Exercise description ::
Go through the data below. Pull out every line that has the word "ylabel".
--- START ---
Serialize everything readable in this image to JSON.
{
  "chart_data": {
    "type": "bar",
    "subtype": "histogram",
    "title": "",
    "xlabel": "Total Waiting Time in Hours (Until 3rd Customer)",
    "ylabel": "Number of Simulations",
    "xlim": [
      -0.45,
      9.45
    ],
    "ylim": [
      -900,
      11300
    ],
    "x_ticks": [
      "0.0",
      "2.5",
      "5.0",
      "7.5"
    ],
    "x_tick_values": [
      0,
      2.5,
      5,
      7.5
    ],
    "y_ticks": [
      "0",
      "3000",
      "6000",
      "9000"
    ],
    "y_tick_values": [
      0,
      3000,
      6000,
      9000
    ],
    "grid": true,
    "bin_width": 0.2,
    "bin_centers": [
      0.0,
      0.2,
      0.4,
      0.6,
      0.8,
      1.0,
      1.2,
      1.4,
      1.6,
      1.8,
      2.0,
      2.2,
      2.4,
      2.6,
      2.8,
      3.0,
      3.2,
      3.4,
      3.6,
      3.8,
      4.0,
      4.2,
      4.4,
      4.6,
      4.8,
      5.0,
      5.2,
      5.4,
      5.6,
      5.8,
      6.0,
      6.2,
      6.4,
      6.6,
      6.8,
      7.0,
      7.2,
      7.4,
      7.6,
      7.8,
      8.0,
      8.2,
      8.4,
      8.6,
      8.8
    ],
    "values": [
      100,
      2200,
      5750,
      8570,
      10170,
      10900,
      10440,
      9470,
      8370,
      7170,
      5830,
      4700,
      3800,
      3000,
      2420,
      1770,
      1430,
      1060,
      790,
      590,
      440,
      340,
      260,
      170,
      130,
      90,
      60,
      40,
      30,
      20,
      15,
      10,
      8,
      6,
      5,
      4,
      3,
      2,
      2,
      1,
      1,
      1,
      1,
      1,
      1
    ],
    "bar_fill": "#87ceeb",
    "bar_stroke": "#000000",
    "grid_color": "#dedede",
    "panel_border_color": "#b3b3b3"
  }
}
--- END ---
--- START ---
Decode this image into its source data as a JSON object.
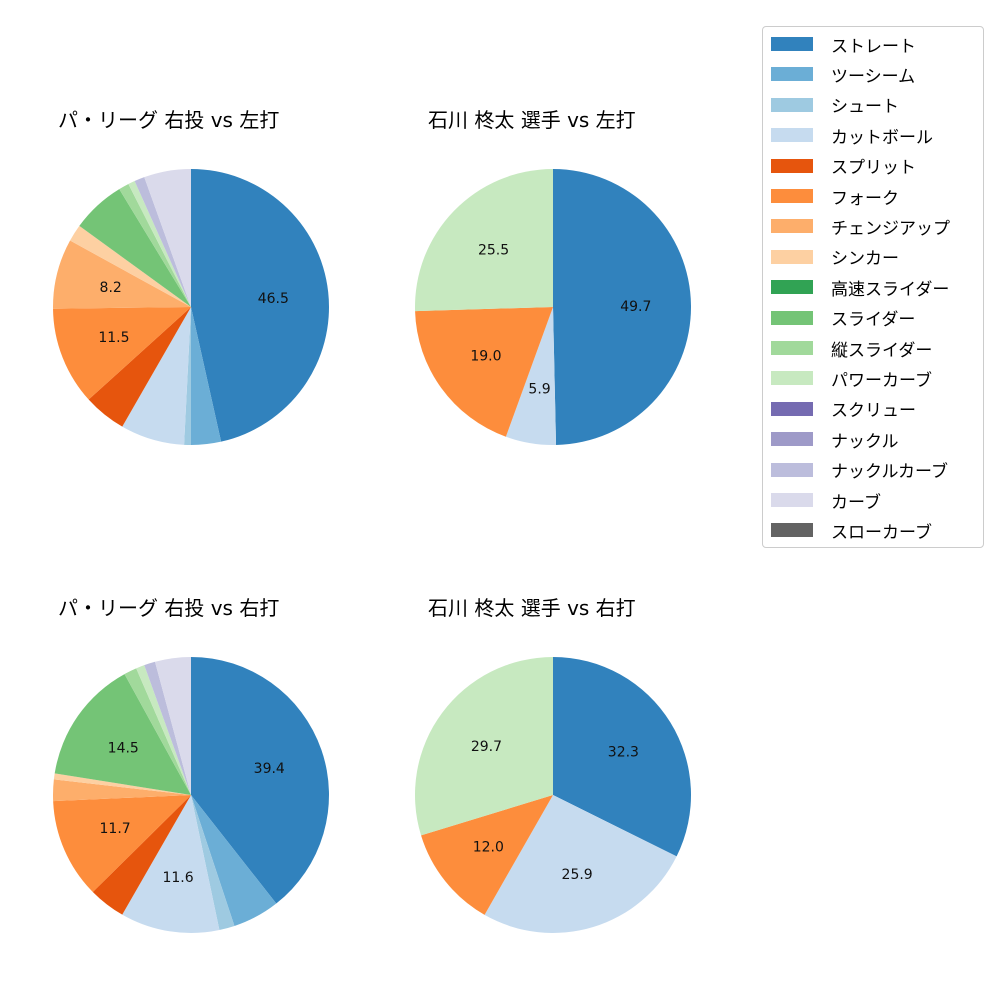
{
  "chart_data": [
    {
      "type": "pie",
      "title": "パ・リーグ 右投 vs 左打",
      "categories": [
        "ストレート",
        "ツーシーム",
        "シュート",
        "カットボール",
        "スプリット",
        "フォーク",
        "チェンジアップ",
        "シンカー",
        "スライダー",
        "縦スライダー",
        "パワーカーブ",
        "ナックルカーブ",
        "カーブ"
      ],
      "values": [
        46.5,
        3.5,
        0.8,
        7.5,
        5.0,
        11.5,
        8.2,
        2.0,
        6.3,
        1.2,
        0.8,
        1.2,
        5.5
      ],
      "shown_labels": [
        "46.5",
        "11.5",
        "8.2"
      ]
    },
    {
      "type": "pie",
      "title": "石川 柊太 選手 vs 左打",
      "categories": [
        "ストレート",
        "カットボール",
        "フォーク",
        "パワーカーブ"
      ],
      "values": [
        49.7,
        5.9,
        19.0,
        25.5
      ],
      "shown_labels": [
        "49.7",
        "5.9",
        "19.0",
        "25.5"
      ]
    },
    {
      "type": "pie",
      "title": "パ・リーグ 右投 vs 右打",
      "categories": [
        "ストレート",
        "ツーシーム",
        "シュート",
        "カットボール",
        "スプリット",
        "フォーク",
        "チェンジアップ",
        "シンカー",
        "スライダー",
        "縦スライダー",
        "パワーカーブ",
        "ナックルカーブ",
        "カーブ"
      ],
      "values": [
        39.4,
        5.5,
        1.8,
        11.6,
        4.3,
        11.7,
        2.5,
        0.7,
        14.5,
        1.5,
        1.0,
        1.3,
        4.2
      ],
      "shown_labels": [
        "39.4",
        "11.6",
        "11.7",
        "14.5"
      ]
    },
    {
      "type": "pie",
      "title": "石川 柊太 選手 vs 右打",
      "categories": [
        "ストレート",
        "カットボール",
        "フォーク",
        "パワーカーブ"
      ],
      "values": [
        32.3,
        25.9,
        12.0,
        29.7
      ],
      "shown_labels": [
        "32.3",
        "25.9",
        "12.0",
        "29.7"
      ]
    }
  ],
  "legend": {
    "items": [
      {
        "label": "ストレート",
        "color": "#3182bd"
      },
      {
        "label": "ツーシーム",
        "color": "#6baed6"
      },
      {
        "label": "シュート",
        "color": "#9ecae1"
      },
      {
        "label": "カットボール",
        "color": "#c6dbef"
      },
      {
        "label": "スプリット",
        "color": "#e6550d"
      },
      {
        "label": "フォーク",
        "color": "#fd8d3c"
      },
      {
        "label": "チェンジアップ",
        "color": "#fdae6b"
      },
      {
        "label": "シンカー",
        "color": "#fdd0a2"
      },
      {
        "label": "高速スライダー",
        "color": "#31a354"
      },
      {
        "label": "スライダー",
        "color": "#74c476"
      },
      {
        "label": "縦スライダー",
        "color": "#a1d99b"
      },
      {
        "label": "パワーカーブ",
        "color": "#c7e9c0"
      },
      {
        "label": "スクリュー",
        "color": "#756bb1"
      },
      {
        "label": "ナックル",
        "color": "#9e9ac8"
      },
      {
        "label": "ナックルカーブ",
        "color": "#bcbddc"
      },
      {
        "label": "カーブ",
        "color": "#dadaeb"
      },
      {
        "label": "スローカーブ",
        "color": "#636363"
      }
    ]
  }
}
--- END ---
--- START ---
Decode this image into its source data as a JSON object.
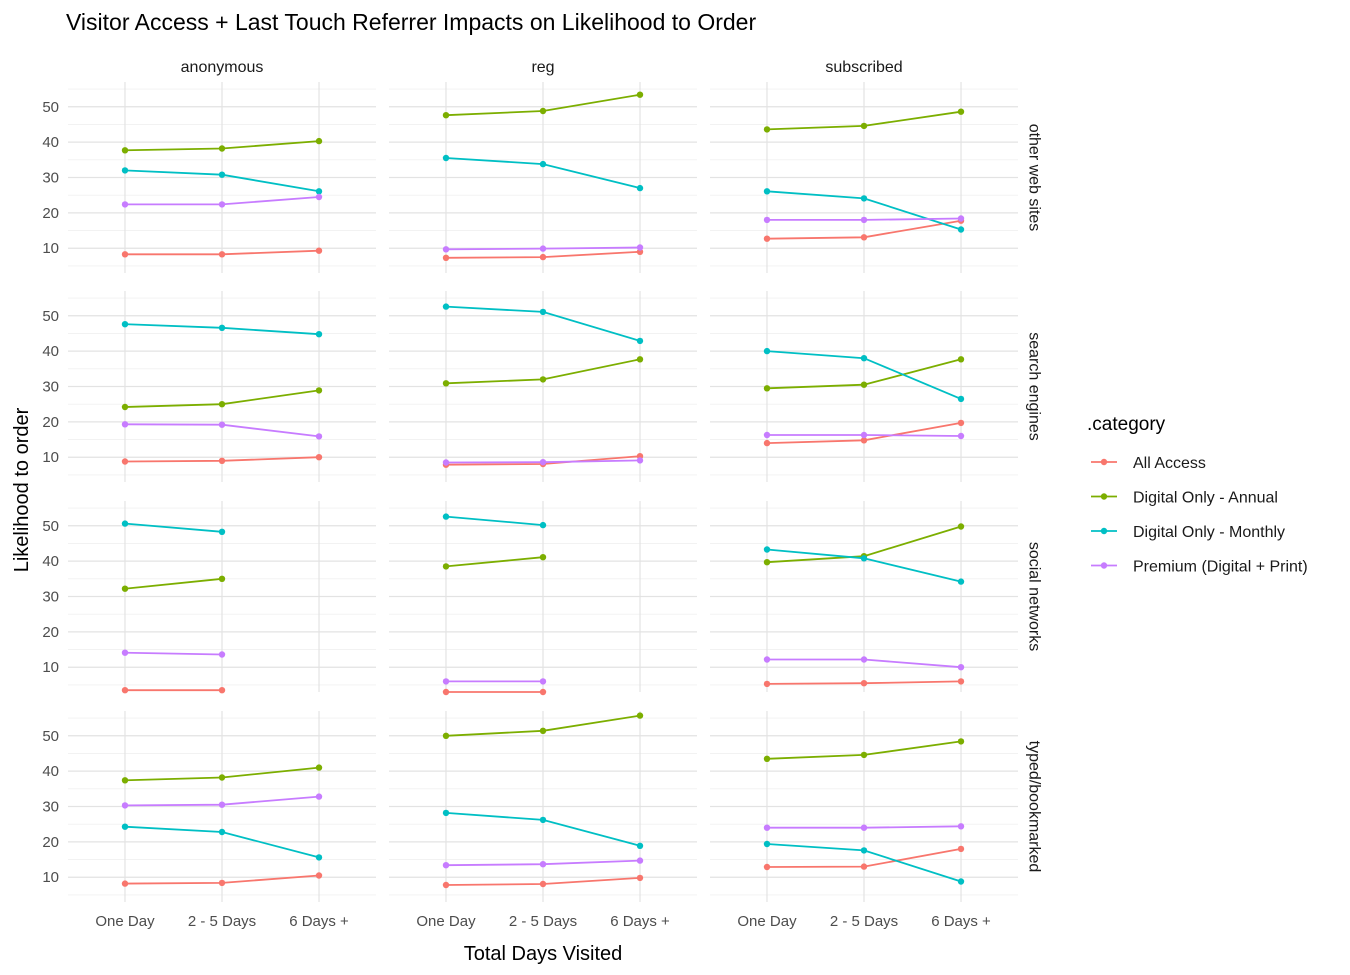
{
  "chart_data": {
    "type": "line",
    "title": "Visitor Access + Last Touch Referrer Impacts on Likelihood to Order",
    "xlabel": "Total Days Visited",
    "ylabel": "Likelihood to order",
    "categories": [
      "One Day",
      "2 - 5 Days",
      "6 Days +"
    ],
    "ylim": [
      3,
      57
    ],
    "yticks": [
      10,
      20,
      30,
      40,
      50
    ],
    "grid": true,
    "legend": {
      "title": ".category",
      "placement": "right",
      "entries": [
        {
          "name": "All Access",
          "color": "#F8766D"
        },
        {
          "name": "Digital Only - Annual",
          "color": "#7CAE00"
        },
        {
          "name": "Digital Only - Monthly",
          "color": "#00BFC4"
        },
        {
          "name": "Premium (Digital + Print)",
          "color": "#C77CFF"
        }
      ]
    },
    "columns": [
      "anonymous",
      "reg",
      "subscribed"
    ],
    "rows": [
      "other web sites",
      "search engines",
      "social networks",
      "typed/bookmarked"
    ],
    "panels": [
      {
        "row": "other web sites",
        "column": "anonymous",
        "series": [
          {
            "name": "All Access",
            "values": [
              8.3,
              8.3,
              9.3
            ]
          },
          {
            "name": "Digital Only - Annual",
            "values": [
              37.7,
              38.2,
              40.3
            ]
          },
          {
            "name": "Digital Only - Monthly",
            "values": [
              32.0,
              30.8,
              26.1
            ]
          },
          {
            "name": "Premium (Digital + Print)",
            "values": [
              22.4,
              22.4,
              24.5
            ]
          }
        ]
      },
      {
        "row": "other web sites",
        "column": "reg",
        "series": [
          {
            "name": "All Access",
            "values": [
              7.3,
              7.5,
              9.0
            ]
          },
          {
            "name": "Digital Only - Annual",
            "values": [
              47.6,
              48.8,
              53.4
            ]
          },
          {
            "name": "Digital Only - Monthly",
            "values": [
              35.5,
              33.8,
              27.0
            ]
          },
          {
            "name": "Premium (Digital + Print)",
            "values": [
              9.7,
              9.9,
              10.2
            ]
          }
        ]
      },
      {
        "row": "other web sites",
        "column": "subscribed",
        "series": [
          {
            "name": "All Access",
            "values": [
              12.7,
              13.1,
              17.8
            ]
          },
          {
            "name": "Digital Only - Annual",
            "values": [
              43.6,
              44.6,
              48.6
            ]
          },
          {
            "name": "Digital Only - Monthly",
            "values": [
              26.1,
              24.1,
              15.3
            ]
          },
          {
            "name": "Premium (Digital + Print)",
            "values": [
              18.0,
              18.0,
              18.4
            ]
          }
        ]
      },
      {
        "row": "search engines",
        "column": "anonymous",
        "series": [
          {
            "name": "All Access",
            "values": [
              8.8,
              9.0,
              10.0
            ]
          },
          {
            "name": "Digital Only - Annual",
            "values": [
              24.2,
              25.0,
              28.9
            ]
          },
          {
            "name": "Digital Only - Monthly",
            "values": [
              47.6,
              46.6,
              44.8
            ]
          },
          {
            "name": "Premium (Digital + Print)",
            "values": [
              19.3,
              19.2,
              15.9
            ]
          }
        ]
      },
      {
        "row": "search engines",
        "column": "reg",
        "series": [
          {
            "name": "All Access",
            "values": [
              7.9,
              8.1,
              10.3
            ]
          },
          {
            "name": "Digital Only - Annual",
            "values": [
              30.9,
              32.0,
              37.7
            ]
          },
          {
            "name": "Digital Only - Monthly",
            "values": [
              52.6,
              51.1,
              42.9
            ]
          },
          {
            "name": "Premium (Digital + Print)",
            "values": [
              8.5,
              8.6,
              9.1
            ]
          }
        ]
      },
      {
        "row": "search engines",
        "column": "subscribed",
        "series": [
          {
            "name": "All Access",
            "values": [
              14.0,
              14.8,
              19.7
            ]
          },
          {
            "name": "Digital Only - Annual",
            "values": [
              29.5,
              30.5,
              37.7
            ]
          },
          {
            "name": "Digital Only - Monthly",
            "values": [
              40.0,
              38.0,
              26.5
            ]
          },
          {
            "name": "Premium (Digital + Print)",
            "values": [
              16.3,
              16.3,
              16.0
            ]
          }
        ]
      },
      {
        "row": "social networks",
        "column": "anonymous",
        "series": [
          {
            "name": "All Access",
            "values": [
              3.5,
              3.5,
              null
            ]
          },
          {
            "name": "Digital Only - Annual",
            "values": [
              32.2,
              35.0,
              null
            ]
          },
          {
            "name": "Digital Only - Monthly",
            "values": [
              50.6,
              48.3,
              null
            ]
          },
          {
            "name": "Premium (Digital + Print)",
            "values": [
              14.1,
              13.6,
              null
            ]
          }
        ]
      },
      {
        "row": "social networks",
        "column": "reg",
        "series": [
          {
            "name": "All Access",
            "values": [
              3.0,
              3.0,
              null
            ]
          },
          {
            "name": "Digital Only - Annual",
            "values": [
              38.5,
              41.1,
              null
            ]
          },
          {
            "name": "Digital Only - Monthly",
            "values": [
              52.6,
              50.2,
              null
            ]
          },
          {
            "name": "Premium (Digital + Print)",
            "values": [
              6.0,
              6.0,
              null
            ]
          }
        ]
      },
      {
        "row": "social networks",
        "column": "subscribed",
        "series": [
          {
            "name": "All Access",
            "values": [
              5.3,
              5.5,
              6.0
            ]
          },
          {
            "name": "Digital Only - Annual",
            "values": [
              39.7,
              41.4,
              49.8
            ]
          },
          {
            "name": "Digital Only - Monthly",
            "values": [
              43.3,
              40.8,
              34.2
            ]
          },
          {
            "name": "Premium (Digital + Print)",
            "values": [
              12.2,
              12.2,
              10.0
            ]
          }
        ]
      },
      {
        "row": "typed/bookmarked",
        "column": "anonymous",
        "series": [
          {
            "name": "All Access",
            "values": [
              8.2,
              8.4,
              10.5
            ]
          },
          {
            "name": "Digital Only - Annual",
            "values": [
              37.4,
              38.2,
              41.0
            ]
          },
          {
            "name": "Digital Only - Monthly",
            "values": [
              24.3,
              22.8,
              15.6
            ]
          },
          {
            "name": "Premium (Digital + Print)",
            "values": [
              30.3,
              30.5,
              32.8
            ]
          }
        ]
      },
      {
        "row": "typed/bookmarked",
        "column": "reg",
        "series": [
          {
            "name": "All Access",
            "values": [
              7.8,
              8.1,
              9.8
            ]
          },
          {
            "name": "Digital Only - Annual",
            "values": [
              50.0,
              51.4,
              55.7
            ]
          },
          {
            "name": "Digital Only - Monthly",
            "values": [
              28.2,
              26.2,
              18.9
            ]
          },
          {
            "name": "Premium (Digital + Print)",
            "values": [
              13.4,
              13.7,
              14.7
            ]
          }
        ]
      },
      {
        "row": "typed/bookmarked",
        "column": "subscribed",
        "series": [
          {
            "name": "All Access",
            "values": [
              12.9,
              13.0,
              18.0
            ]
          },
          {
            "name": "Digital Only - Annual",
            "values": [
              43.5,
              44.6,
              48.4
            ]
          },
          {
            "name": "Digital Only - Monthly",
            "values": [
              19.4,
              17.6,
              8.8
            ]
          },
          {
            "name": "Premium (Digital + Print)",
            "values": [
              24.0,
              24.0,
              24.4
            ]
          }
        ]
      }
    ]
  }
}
--- END ---
Exercise response ::
    "ylabel": "Number of Simulations",
    "ylabel": "Likelihood to order",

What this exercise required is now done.